WRITTEN PROBLEM :: Copy out each line containing "oder" from the entries below.

━━━━

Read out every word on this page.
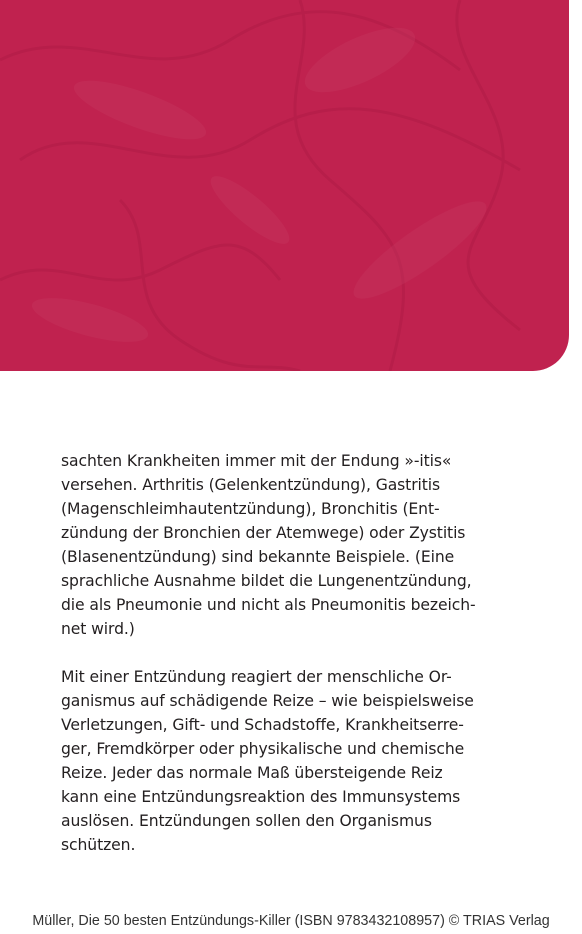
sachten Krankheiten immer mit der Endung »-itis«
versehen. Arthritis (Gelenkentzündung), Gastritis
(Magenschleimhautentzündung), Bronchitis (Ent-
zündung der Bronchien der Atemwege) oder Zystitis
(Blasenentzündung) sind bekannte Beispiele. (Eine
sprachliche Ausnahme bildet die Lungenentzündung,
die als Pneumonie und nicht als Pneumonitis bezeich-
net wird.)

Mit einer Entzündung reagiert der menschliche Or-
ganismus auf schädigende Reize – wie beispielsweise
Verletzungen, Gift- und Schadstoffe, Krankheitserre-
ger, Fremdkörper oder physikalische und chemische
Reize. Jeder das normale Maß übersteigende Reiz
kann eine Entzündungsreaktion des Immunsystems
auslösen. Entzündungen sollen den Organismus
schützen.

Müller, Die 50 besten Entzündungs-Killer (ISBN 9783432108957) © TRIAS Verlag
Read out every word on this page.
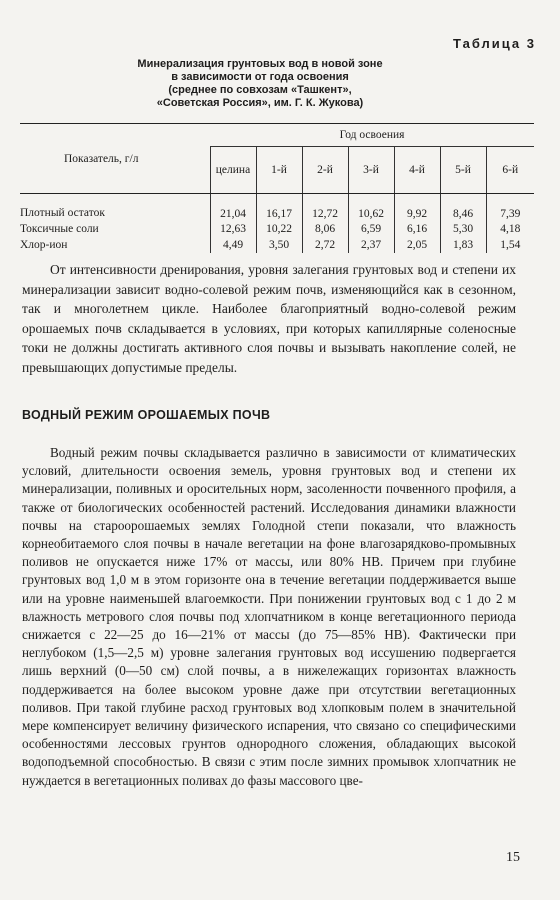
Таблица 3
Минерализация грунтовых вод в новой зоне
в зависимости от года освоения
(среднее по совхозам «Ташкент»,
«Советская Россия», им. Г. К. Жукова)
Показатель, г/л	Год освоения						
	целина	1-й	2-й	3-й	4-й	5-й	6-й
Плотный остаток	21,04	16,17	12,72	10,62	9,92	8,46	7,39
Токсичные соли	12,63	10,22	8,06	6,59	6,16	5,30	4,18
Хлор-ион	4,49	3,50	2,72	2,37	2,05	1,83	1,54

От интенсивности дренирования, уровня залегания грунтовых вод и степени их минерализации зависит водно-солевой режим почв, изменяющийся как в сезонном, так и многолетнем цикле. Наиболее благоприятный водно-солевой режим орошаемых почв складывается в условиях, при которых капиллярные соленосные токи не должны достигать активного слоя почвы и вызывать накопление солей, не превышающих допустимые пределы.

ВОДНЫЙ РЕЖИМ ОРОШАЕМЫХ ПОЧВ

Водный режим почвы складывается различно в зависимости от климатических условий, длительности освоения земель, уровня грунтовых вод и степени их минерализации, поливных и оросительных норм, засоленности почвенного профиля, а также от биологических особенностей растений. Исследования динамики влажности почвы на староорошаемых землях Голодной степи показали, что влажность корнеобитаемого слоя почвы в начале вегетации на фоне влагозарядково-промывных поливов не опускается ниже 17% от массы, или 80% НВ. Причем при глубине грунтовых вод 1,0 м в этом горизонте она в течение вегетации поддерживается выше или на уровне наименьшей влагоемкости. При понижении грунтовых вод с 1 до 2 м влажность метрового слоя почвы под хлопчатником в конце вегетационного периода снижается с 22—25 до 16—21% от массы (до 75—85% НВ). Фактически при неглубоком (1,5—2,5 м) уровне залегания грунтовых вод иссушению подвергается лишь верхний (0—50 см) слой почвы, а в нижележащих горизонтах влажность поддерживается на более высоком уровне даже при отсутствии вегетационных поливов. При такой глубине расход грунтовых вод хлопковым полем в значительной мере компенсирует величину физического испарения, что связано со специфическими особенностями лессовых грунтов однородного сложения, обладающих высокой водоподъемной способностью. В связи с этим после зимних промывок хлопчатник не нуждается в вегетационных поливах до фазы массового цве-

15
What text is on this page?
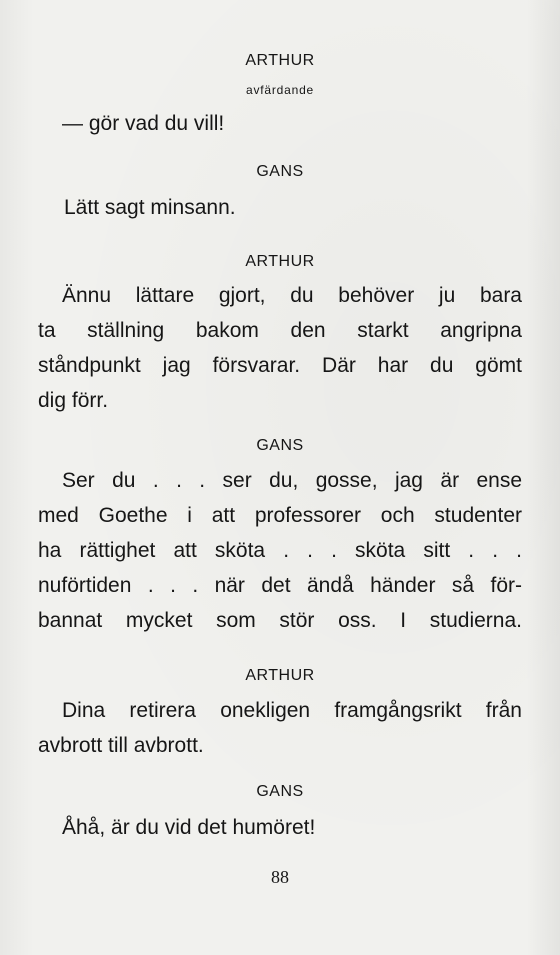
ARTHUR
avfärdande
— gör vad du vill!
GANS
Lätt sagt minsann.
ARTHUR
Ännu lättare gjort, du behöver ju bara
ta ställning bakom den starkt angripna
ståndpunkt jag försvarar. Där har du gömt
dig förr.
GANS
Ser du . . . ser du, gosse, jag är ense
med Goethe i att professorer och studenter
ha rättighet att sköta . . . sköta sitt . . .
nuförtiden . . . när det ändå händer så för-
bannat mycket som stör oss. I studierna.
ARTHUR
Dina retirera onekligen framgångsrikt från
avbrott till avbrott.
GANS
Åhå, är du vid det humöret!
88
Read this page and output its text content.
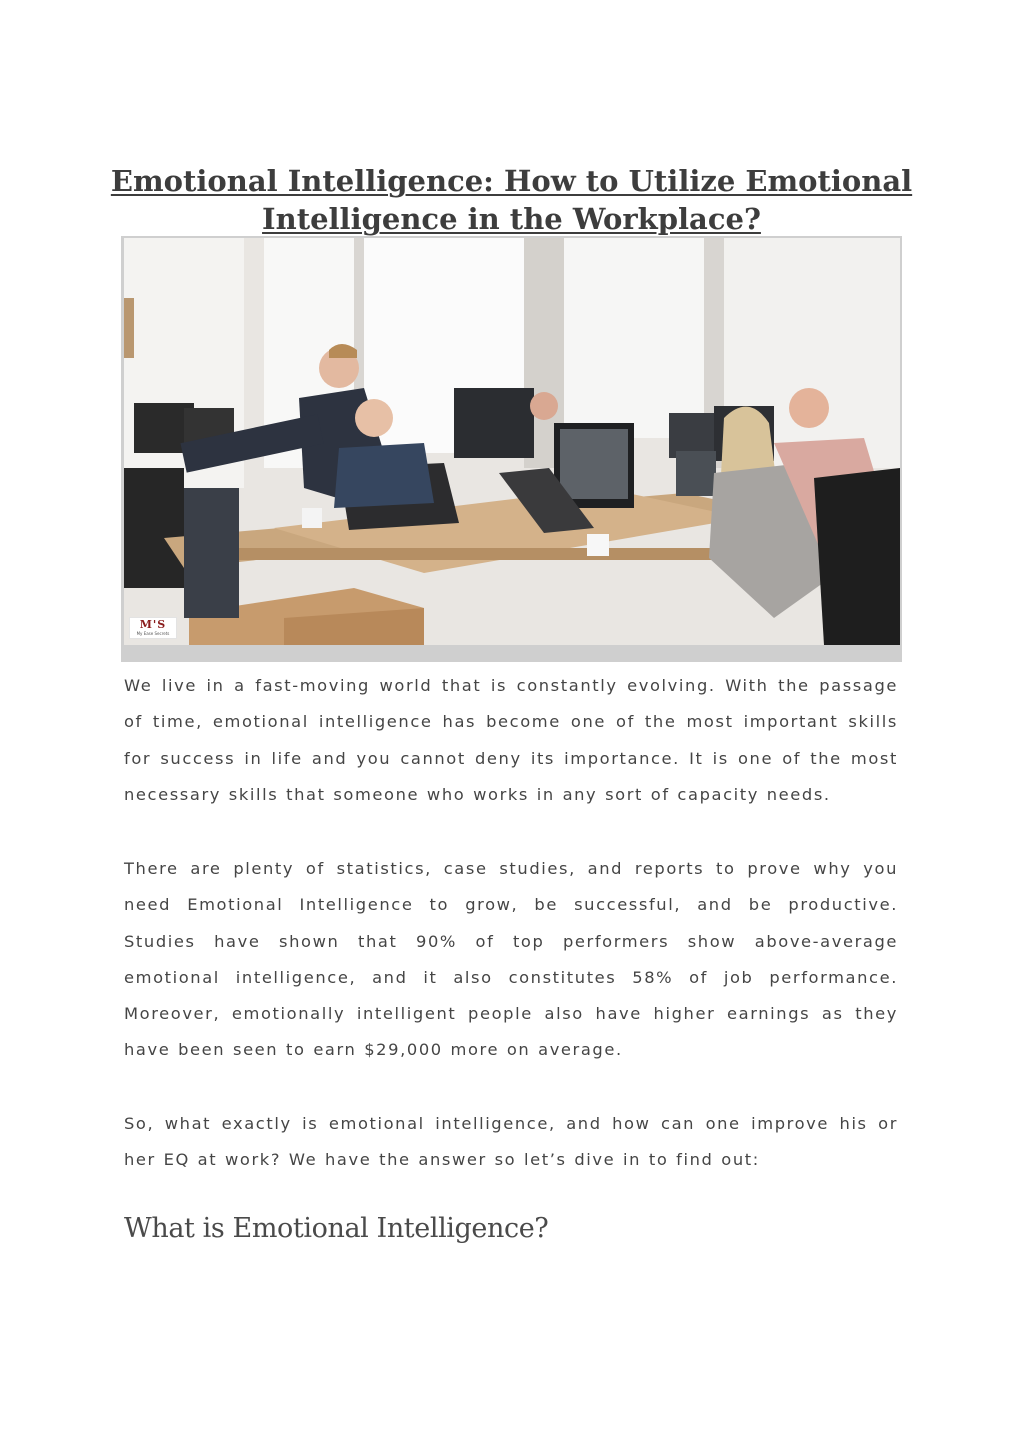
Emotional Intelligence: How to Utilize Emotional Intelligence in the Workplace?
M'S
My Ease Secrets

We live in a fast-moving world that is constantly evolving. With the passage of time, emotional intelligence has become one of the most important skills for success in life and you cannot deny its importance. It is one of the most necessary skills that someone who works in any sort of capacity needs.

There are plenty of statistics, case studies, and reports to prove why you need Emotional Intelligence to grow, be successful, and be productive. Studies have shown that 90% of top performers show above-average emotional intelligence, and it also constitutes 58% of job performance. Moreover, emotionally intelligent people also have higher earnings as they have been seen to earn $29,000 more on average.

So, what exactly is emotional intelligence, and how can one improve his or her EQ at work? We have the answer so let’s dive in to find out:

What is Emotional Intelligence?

━━━━

IN RESPONSE ::
zündung der Bronchien der Atemwege) oder Zystitis
ger, Fremdkörper oder physikalische und chemische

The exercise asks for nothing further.